-- Data extracts --
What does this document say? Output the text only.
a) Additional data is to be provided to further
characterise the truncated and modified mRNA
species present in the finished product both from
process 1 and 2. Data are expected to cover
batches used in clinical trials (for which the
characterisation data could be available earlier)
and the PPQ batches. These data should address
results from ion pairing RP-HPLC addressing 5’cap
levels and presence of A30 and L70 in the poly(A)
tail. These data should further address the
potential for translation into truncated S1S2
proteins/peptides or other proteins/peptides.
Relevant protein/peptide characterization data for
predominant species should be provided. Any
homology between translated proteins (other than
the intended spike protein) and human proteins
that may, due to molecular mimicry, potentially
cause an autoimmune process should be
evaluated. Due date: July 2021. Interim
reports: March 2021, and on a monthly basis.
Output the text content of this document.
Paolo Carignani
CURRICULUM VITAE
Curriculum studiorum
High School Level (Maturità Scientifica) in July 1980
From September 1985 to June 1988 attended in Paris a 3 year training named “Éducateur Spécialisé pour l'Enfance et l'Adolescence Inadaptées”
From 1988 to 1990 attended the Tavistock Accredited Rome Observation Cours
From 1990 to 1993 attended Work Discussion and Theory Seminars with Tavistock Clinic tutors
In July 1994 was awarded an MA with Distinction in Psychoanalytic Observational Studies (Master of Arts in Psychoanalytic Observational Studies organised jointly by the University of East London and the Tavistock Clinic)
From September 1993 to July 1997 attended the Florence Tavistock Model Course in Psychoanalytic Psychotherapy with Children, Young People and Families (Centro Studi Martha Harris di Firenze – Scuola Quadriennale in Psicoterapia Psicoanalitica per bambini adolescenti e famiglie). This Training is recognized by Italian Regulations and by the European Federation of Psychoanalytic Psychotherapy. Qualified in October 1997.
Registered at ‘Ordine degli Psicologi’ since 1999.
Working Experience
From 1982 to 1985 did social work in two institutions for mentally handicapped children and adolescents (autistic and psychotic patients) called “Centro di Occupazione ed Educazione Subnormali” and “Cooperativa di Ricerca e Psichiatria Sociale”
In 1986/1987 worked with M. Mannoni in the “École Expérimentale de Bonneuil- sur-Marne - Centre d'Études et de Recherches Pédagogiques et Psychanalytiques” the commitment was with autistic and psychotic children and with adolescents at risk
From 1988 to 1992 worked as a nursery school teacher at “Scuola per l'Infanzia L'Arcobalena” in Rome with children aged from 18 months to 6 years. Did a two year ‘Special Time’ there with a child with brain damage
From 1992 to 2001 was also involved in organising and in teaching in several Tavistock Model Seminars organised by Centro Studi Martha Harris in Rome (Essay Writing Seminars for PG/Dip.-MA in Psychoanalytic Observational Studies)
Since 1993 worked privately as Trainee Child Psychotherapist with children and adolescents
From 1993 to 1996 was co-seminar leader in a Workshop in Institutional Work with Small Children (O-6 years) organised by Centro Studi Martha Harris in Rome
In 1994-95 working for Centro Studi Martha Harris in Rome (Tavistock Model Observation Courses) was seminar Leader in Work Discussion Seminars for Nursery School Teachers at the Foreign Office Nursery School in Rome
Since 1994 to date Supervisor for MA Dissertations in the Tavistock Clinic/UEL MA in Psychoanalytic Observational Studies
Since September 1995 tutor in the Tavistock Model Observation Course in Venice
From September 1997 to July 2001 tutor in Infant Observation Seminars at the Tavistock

-- Brief --
Pull every line that holds the string "Observational" out of the records.

-- Solution for this problem --
In July 1994 was awarded an MA with Distinction in Psychoanalytic Observational Studies (Master of Arts in Psychoanalytic Observational Studies organised jointly by the University of East London and the Tavistock Clinic)
From 1992 to 2001 was also involved in organising and in teaching in several Tavistock Model Seminars organised by Centro Studi Martha Harris in Rome (Essay Writing Seminars for PG/Dip.-MA in Psychoanalytic Observational Studies)
Since 1994 to date Supervisor for MA Dissertations in the Tavistock Clinic/UEL MA in Psychoanalytic Observational Studies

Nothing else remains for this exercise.